WHAT TO DO.
Please print the full listing exactly.

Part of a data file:
___
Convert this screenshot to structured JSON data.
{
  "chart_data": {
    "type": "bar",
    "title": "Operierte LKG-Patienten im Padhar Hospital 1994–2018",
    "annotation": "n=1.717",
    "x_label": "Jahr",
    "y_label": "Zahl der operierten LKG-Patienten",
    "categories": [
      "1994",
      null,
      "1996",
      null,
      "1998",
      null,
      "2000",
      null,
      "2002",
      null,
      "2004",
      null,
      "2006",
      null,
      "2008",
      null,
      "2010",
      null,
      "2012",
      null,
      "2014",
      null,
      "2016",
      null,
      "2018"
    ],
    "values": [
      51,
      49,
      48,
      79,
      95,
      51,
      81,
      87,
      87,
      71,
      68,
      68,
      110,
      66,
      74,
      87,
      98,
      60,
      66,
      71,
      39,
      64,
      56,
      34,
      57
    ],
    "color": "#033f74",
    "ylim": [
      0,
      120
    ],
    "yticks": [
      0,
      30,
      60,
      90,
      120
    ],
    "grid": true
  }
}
___
FINISHED EXERCISE.
Convert this screenshot to structured JSON data.
{
  "chart_data": {
    "type": "bar",
    "title": "Operierte LKG-Patienten im Padhar Hospital 1994–2018",
    "annotation": "n=1.717",
    "x_label": "Jahr",
    "y_label": "Zahl der operierten LKG-Patienten",
    "categories": [
      "1994",
      null,
      "1996",
      null,
      "1998",
      null,
      "2000",
      null,
      "2002",
      null,
      "2004",
      null,
      "2006",
      null,
      "2008",
      null,
      "2010",
      null,
      "2012",
      null,
      "2014",
      null,
      "2016",
      null,
      "2018"
    ],
    "values": [
      51,
      49,
      48,
      79,
      95,
      51,
      81,
      87,
      87,
      71,
      68,
      68,
      110,
      66,
      74,
      87,
      98,
      60,
      66,
      71,
      39,
      64,
      56,
      34,
      57
    ],
    "color": "#033f74",
    "ylim": [
      0,
      120
    ],
    "yticks": [
      0,
      30,
      60,
      90,
      120
    ],
    "grid": true
  }
}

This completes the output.